____ Extracted information

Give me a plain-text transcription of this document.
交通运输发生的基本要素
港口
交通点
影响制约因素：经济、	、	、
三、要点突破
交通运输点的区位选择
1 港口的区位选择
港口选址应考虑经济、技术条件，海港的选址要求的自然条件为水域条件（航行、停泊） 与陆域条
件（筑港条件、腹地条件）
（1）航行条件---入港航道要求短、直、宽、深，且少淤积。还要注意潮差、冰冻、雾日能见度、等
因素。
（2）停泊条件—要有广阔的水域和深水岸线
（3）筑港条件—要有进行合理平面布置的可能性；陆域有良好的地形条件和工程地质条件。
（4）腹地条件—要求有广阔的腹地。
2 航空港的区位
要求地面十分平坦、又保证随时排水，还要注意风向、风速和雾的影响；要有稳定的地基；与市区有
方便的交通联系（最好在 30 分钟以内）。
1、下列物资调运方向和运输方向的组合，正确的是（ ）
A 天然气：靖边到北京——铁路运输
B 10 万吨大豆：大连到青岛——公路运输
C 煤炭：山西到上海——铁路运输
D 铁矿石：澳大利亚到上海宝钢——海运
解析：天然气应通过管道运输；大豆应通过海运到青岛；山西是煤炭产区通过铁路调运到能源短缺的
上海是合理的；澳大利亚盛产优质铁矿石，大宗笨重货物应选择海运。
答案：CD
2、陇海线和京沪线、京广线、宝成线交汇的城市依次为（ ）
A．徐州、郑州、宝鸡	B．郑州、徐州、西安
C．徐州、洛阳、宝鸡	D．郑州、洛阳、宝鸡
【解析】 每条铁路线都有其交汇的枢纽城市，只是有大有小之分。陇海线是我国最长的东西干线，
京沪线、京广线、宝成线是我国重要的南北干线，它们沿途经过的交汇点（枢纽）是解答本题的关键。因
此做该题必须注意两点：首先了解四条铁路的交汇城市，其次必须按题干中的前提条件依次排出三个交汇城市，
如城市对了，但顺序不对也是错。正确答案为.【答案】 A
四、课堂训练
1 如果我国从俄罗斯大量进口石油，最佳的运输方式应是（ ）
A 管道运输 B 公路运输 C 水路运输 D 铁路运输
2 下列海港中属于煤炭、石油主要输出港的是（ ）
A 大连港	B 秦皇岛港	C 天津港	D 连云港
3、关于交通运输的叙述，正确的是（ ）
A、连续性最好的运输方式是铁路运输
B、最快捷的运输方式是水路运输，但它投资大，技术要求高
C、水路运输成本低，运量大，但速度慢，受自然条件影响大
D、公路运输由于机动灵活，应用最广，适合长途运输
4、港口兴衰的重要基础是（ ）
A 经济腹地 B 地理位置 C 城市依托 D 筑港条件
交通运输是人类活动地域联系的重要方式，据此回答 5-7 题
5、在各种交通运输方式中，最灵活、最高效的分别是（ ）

________
____ Extracted information

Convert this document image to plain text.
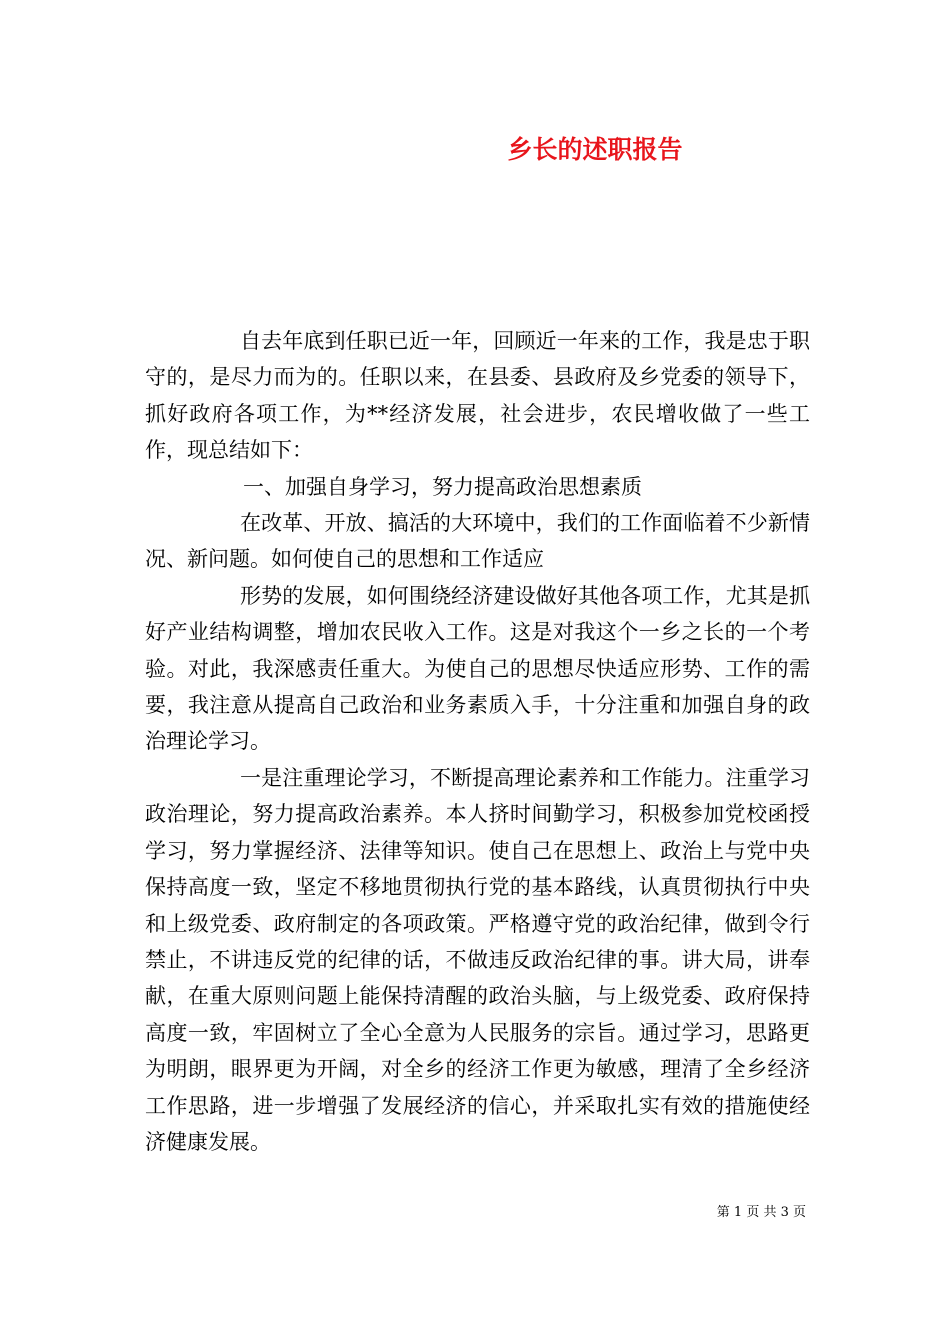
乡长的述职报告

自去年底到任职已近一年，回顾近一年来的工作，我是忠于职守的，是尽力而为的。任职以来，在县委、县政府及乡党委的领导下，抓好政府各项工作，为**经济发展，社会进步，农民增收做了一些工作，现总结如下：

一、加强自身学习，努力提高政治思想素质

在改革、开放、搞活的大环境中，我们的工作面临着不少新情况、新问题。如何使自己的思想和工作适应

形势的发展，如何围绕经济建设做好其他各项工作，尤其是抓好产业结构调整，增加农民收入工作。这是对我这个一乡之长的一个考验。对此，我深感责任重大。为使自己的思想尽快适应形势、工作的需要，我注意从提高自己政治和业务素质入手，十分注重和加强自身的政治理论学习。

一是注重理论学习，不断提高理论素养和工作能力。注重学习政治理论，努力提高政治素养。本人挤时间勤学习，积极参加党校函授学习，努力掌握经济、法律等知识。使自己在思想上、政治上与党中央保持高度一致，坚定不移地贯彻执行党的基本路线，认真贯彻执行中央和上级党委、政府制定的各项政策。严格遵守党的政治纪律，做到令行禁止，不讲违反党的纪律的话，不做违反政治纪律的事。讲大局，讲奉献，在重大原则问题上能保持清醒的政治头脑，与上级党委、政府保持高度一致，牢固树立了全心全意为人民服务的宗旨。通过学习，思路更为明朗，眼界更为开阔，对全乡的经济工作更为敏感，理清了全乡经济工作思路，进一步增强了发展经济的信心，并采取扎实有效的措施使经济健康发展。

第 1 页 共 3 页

________
____ Extracted information

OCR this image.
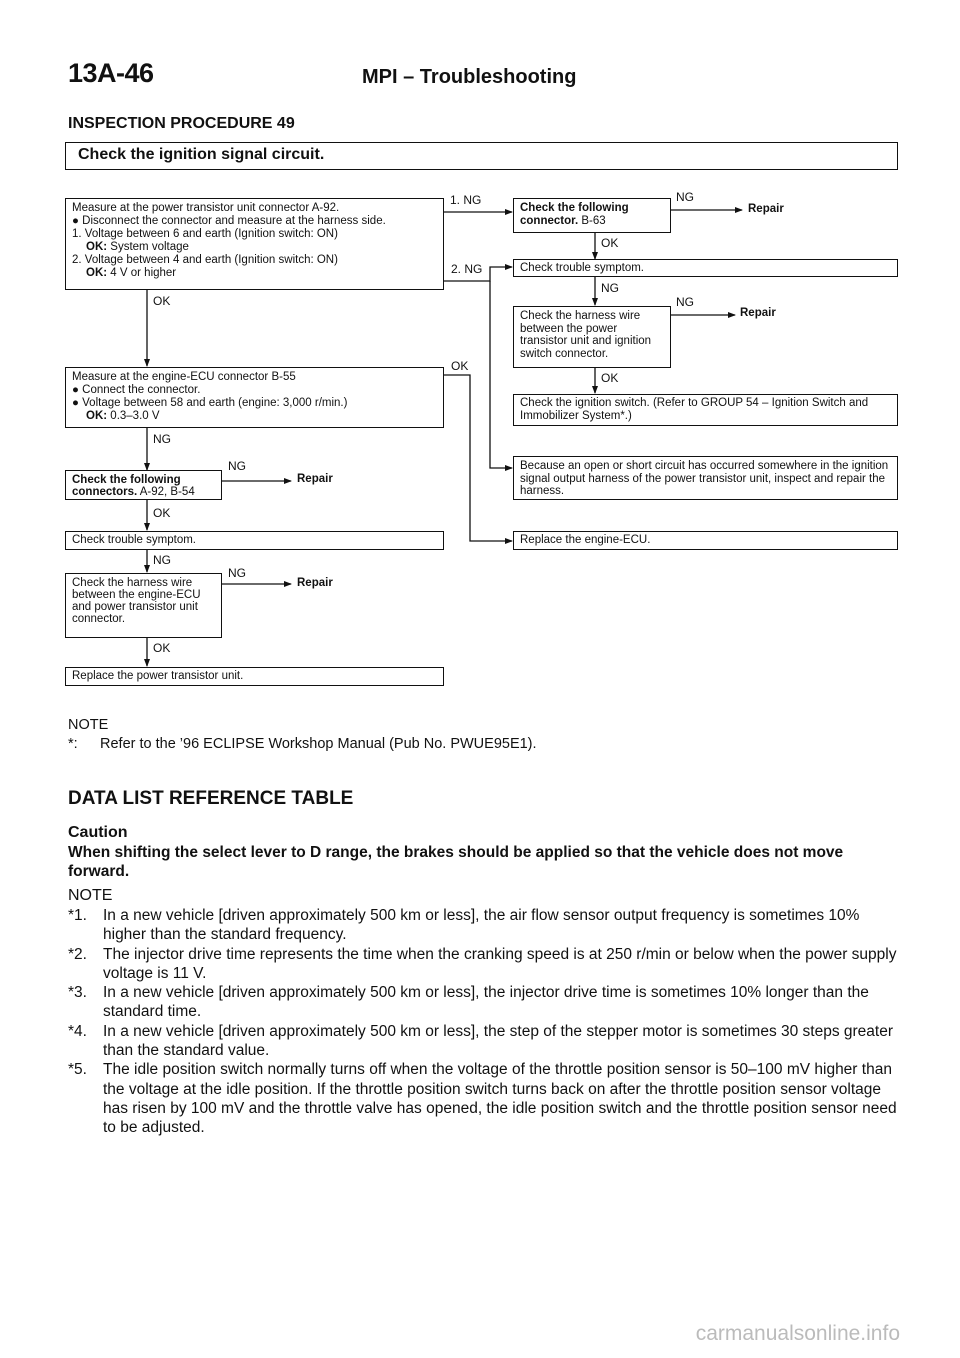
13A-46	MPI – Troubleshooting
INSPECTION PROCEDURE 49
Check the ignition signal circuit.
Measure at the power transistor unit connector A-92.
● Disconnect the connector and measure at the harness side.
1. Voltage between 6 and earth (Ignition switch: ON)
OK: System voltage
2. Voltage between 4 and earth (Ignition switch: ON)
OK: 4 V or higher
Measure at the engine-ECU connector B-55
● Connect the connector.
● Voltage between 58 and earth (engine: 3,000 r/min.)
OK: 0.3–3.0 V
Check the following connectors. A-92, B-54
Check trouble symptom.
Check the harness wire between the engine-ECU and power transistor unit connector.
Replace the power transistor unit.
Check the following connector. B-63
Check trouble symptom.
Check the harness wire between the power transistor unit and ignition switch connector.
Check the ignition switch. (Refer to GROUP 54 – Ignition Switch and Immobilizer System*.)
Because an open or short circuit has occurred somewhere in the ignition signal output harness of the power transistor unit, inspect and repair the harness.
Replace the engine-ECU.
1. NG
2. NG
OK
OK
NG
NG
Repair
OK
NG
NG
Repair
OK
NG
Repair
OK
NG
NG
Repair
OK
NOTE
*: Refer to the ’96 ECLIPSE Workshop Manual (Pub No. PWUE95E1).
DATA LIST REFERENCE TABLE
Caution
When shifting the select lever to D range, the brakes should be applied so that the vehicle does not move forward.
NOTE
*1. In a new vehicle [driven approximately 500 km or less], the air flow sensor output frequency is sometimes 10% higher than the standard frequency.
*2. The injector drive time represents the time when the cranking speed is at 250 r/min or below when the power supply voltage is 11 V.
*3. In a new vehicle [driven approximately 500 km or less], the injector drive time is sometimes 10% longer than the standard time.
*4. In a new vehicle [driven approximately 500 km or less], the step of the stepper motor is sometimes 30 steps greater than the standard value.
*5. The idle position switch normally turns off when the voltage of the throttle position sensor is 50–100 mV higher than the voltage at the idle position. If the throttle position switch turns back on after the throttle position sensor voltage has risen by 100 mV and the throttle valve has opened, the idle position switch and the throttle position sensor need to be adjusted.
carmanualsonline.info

________

### Exercise
Using the entries above, state how many lines include the word "earth", with no other words.

### Answer to the task
3